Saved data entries
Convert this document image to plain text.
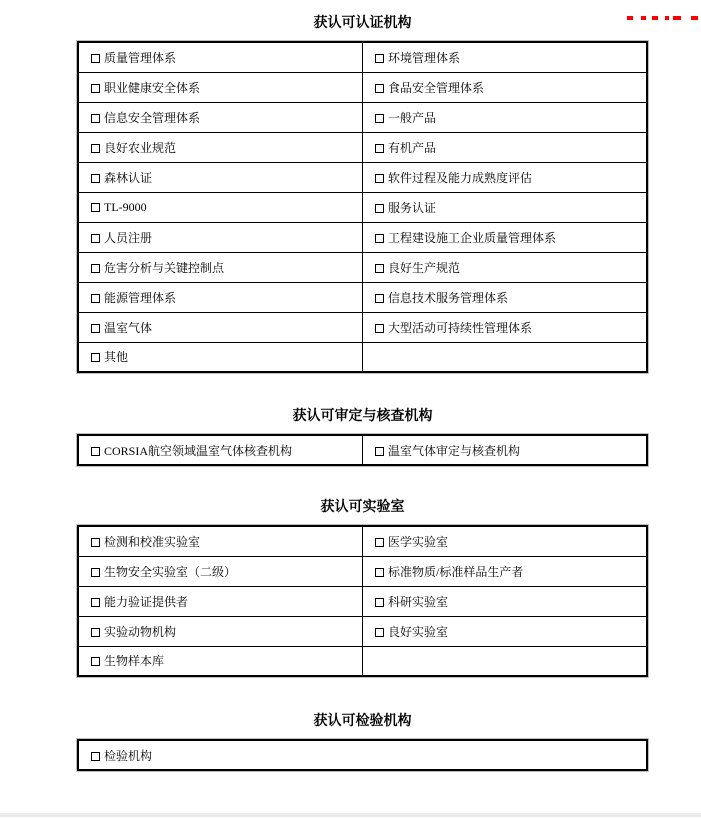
获认可认证机构
质量管理体系	环境管理体系
职业健康安全体系	食品安全管理体系
信息安全管理体系	一般产品
良好农业规范	有机产品
森林认证	软件过程及能力成熟度评估
TL-9000	服务认证
人员注册	工程建设施工企业质量管理体系
危害分析与关键控制点	良好生产规范
能源管理体系	信息技术服务管理体系
温室气体	大型活动可持续性管理体系
其他	
获认可审定与核查机构
CORSIA航空领域温室气体核查机构	温室气体审定与核查机构
获认可实验室
检测和校准实验室	医学实验室
生物安全实验室（二级）	标准物质/标准样品生产者
能力验证提供者	科研实验室
实验动物机构	良好实验室
生物样本库	
获认可检验机构
检验机构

_Task goal:_
Please transcribe the material above exactly as written. Leave the pictures out.

_Task solution:_
Convert this document image to plain text.
获认可认证机构
质量管理体系	环境管理体系
职业健康安全体系	食品安全管理体系
信息安全管理体系	一般产品
良好农业规范	有机产品
森林认证	软件过程及能力成熟度评估
TL-9000	服务认证
人员注册	工程建设施工企业质量管理体系
危害分析与关键控制点	良好生产规范
能源管理体系	信息技术服务管理体系
温室气体	大型活动可持续性管理体系
其他	
获认可审定与核查机构
CORSIA航空领域温室气体核查机构	温室气体审定与核查机构
获认可实验室
检测和校准实验室	医学实验室
生物安全实验室（二级）	标准物质/标准样品生产者
能力验证提供者	科研实验室
实验动物机构	良好实验室
生物样本库	
获认可检验机构
检验机构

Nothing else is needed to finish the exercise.